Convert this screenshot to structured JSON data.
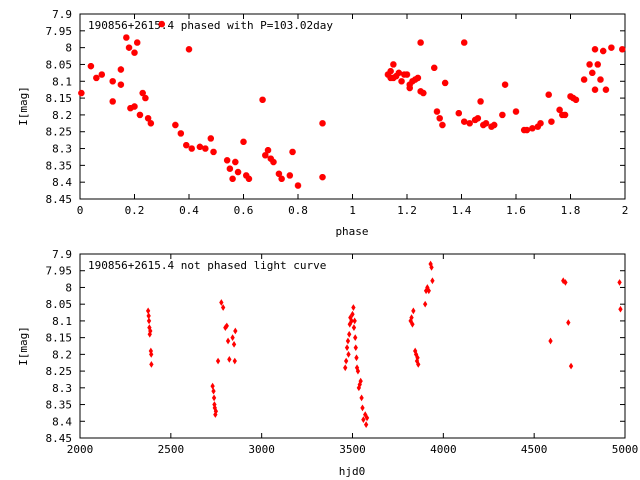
{
  "chart_data": [
    {
      "type": "scatter",
      "title": "190856+2615.4 phased with P=103.02day",
      "xlabel": "phase",
      "ylabel": "I[mag]",
      "xlim": [
        0,
        2
      ],
      "ylim": [
        8.45,
        7.9
      ],
      "y_reversed": true,
      "grid": false,
      "marker_color": "#ff0000",
      "marker_shape": "star",
      "xticks": [
        "0",
        "0.2",
        "0.4",
        "0.6",
        "0.8",
        "1",
        "1.2",
        "1.4",
        "1.6",
        "1.8",
        "2"
      ],
      "yticks": [
        "7.9",
        "7.95",
        "8",
        "8.05",
        "8.1",
        "8.15",
        "8.2",
        "8.25",
        "8.3",
        "8.35",
        "8.4",
        "8.45"
      ],
      "points": [
        [
          0.005,
          8.135
        ],
        [
          0.04,
          8.055
        ],
        [
          0.06,
          8.09
        ],
        [
          0.08,
          8.08
        ],
        [
          0.12,
          8.16
        ],
        [
          0.12,
          8.1
        ],
        [
          0.15,
          8.11
        ],
        [
          0.15,
          8.065
        ],
        [
          0.17,
          7.97
        ],
        [
          0.18,
          8.0
        ],
        [
          0.185,
          8.18
        ],
        [
          0.2,
          8.175
        ],
        [
          0.2,
          8.015
        ],
        [
          0.21,
          7.985
        ],
        [
          0.22,
          8.2
        ],
        [
          0.23,
          8.135
        ],
        [
          0.24,
          8.15
        ],
        [
          0.25,
          8.21
        ],
        [
          0.26,
          8.225
        ],
        [
          0.3,
          7.93
        ],
        [
          0.35,
          8.23
        ],
        [
          0.37,
          8.255
        ],
        [
          0.39,
          8.29
        ],
        [
          0.4,
          8.005
        ],
        [
          0.41,
          8.3
        ],
        [
          0.44,
          8.295
        ],
        [
          0.46,
          8.3
        ],
        [
          0.48,
          8.27
        ],
        [
          0.49,
          8.31
        ],
        [
          0.54,
          8.335
        ],
        [
          0.55,
          8.36
        ],
        [
          0.56,
          8.39
        ],
        [
          0.57,
          8.34
        ],
        [
          0.58,
          8.37
        ],
        [
          0.6,
          8.28
        ],
        [
          0.61,
          8.38
        ],
        [
          0.62,
          8.39
        ],
        [
          0.67,
          8.155
        ],
        [
          0.68,
          8.32
        ],
        [
          0.69,
          8.305
        ],
        [
          0.7,
          8.33
        ],
        [
          0.71,
          8.34
        ],
        [
          0.73,
          8.375
        ],
        [
          0.74,
          8.39
        ],
        [
          0.77,
          8.38
        ],
        [
          0.78,
          8.31
        ],
        [
          0.8,
          8.41
        ],
        [
          0.89,
          8.385
        ],
        [
          0.89,
          8.225
        ],
        [
          1.13,
          8.08
        ],
        [
          1.14,
          8.09
        ],
        [
          1.14,
          8.07
        ],
        [
          1.15,
          8.05
        ],
        [
          1.15,
          8.09
        ],
        [
          1.16,
          8.085
        ],
        [
          1.17,
          8.075
        ],
        [
          1.18,
          8.1
        ],
        [
          1.19,
          8.08
        ],
        [
          1.2,
          8.08
        ],
        [
          1.21,
          8.11
        ],
        [
          1.21,
          8.12
        ],
        [
          1.22,
          8.1
        ],
        [
          1.23,
          8.095
        ],
        [
          1.24,
          8.09
        ],
        [
          1.25,
          8.13
        ],
        [
          1.26,
          8.135
        ],
        [
          1.25,
          7.985
        ],
        [
          1.3,
          8.06
        ],
        [
          1.31,
          8.19
        ],
        [
          1.32,
          8.21
        ],
        [
          1.33,
          8.23
        ],
        [
          1.34,
          8.105
        ],
        [
          1.39,
          8.195
        ],
        [
          1.41,
          8.22
        ],
        [
          1.41,
          7.985
        ],
        [
          1.43,
          8.225
        ],
        [
          1.45,
          8.215
        ],
        [
          1.46,
          8.21
        ],
        [
          1.47,
          8.16
        ],
        [
          1.48,
          8.23
        ],
        [
          1.49,
          8.225
        ],
        [
          1.51,
          8.235
        ],
        [
          1.52,
          8.23
        ],
        [
          1.55,
          8.2
        ],
        [
          1.56,
          8.11
        ],
        [
          1.6,
          8.19
        ],
        [
          1.63,
          8.245
        ],
        [
          1.64,
          8.245
        ],
        [
          1.66,
          8.24
        ],
        [
          1.68,
          8.235
        ],
        [
          1.69,
          8.225
        ],
        [
          1.72,
          8.14
        ],
        [
          1.73,
          8.22
        ],
        [
          1.76,
          8.185
        ],
        [
          1.77,
          8.2
        ],
        [
          1.78,
          8.2
        ],
        [
          1.8,
          8.145
        ],
        [
          1.81,
          8.15
        ],
        [
          1.82,
          8.155
        ],
        [
          1.85,
          8.095
        ],
        [
          1.87,
          8.05
        ],
        [
          1.88,
          8.075
        ],
        [
          1.89,
          8.125
        ],
        [
          1.89,
          8.005
        ],
        [
          1.9,
          8.05
        ],
        [
          1.91,
          8.095
        ],
        [
          1.92,
          8.01
        ],
        [
          1.93,
          8.125
        ],
        [
          1.95,
          8.0
        ],
        [
          1.99,
          8.005
        ]
      ]
    },
    {
      "type": "scatter",
      "title": "190856+2615.4 not phased light curve",
      "xlabel": "hjd0",
      "ylabel": "I[mag]",
      "xlim": [
        2000,
        5000
      ],
      "ylim": [
        8.45,
        7.9
      ],
      "y_reversed": true,
      "grid": false,
      "marker_color": "#ff0000",
      "marker_shape": "diamond",
      "xticks": [
        "2000",
        "2500",
        "3000",
        "3500",
        "4000",
        "4500",
        "5000"
      ],
      "yticks": [
        "7.9",
        "7.95",
        "8",
        "8.05",
        "8.1",
        "8.15",
        "8.2",
        "8.25",
        "8.3",
        "8.35",
        "8.4",
        "8.45"
      ],
      "points": [
        [
          2375,
          8.07
        ],
        [
          2378,
          8.085
        ],
        [
          2380,
          8.1
        ],
        [
          2382,
          8.12
        ],
        [
          2384,
          8.14
        ],
        [
          2387,
          8.13
        ],
        [
          2390,
          8.19
        ],
        [
          2392,
          8.2
        ],
        [
          2393,
          8.23
        ],
        [
          2730,
          8.295
        ],
        [
          2735,
          8.31
        ],
        [
          2738,
          8.33
        ],
        [
          2740,
          8.35
        ],
        [
          2742,
          8.36
        ],
        [
          2745,
          8.38
        ],
        [
          2748,
          8.37
        ],
        [
          2760,
          8.22
        ],
        [
          2778,
          8.045
        ],
        [
          2788,
          8.06
        ],
        [
          2800,
          8.12
        ],
        [
          2808,
          8.115
        ],
        [
          2815,
          8.16
        ],
        [
          2822,
          8.215
        ],
        [
          2840,
          8.15
        ],
        [
          2848,
          8.17
        ],
        [
          2852,
          8.22
        ],
        [
          2855,
          8.13
        ],
        [
          3460,
          8.24
        ],
        [
          3465,
          8.22
        ],
        [
          3470,
          8.18
        ],
        [
          3475,
          8.16
        ],
        [
          3478,
          8.2
        ],
        [
          3482,
          8.14
        ],
        [
          3485,
          8.11
        ],
        [
          3488,
          8.09
        ],
        [
          3495,
          8.1
        ],
        [
          3500,
          8.08
        ],
        [
          3505,
          8.06
        ],
        [
          3508,
          8.12
        ],
        [
          3512,
          8.1
        ],
        [
          3515,
          8.15
        ],
        [
          3518,
          8.18
        ],
        [
          3522,
          8.21
        ],
        [
          3525,
          8.24
        ],
        [
          3530,
          8.25
        ],
        [
          3535,
          8.3
        ],
        [
          3540,
          8.29
        ],
        [
          3545,
          8.28
        ],
        [
          3550,
          8.33
        ],
        [
          3555,
          8.36
        ],
        [
          3560,
          8.395
        ],
        [
          3570,
          8.38
        ],
        [
          3575,
          8.41
        ],
        [
          3580,
          8.39
        ],
        [
          3820,
          8.1
        ],
        [
          3825,
          8.09
        ],
        [
          3830,
          8.11
        ],
        [
          3835,
          8.07
        ],
        [
          3845,
          8.19
        ],
        [
          3850,
          8.2
        ],
        [
          3855,
          8.22
        ],
        [
          3858,
          8.21
        ],
        [
          3862,
          8.23
        ],
        [
          3900,
          8.05
        ],
        [
          3905,
          8.01
        ],
        [
          3912,
          8.0
        ],
        [
          3920,
          8.01
        ],
        [
          3930,
          7.93
        ],
        [
          3935,
          7.94
        ],
        [
          3940,
          7.98
        ],
        [
          4590,
          8.16
        ],
        [
          4660,
          7.98
        ],
        [
          4672,
          7.985
        ],
        [
          4688,
          8.105
        ],
        [
          4703,
          8.235
        ],
        [
          4970,
          7.985
        ],
        [
          4975,
          8.065
        ]
      ]
    }
  ]
}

## TASK PROMPT:
Find each line holding the string "phased" and copy it out.

## TASK RESPONSE:
      "title": "190856+2615.4 phased with P=103.02day",
      "title": "190856+2615.4 not phased light curve",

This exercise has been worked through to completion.